### Requirement
Select, from the material below, each line with "Demotermin" in it.

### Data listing
#####

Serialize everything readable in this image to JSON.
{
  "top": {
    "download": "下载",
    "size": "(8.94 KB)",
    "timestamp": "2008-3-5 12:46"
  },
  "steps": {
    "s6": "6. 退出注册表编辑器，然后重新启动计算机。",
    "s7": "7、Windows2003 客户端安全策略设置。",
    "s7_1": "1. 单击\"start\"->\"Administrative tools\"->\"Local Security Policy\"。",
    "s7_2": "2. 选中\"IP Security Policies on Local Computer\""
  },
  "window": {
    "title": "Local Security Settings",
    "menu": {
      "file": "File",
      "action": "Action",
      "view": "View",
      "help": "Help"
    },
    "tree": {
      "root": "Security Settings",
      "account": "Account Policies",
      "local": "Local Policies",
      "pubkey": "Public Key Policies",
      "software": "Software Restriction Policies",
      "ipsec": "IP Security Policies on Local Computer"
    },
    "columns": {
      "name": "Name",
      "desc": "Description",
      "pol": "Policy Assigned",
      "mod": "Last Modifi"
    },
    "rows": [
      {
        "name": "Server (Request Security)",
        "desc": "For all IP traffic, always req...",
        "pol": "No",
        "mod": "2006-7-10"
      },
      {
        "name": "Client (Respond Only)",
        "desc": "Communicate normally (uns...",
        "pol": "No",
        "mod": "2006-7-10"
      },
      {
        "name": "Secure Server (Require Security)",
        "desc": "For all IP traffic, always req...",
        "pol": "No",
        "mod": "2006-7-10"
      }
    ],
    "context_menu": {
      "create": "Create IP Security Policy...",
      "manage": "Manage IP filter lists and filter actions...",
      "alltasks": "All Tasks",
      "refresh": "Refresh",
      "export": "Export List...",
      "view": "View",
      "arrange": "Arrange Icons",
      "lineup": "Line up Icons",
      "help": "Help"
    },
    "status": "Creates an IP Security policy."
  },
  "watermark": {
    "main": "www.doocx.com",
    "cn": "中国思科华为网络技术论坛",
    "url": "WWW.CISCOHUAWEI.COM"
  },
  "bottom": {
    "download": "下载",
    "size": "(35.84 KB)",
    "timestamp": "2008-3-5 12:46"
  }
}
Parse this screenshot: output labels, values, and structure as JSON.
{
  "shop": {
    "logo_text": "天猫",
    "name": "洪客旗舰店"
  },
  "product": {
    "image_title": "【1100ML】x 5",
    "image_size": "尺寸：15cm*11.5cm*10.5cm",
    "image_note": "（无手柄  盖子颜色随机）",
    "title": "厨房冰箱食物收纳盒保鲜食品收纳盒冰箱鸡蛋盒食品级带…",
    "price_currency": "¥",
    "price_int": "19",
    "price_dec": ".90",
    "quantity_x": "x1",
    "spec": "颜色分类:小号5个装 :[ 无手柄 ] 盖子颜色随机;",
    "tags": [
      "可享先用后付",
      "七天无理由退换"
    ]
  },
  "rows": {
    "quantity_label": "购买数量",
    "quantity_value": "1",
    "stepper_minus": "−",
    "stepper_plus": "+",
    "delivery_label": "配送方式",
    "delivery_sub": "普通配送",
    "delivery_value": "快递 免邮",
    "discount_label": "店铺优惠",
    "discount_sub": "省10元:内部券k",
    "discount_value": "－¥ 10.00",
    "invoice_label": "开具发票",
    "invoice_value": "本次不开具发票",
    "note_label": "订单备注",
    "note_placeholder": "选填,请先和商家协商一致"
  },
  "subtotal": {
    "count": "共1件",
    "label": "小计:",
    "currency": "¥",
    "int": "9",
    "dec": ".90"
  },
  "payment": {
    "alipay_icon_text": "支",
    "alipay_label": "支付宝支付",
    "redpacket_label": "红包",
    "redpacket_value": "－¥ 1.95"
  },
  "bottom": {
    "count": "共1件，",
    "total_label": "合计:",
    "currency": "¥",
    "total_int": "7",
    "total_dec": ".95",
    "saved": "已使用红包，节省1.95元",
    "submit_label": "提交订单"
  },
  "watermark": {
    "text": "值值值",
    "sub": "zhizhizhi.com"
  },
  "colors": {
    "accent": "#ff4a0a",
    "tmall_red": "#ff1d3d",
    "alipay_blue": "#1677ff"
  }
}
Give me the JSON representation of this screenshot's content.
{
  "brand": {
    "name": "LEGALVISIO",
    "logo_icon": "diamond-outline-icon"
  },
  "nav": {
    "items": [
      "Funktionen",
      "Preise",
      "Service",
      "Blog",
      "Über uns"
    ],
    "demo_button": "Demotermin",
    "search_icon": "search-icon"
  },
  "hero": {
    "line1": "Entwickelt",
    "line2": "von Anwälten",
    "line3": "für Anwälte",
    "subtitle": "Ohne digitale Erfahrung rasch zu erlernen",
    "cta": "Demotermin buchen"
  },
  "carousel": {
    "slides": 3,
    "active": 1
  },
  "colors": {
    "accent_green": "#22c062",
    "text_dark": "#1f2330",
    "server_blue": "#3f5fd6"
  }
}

#####

### Answer to this problem
    "demo_button": "Demotermin",
    "cta": "Demotermin buchen"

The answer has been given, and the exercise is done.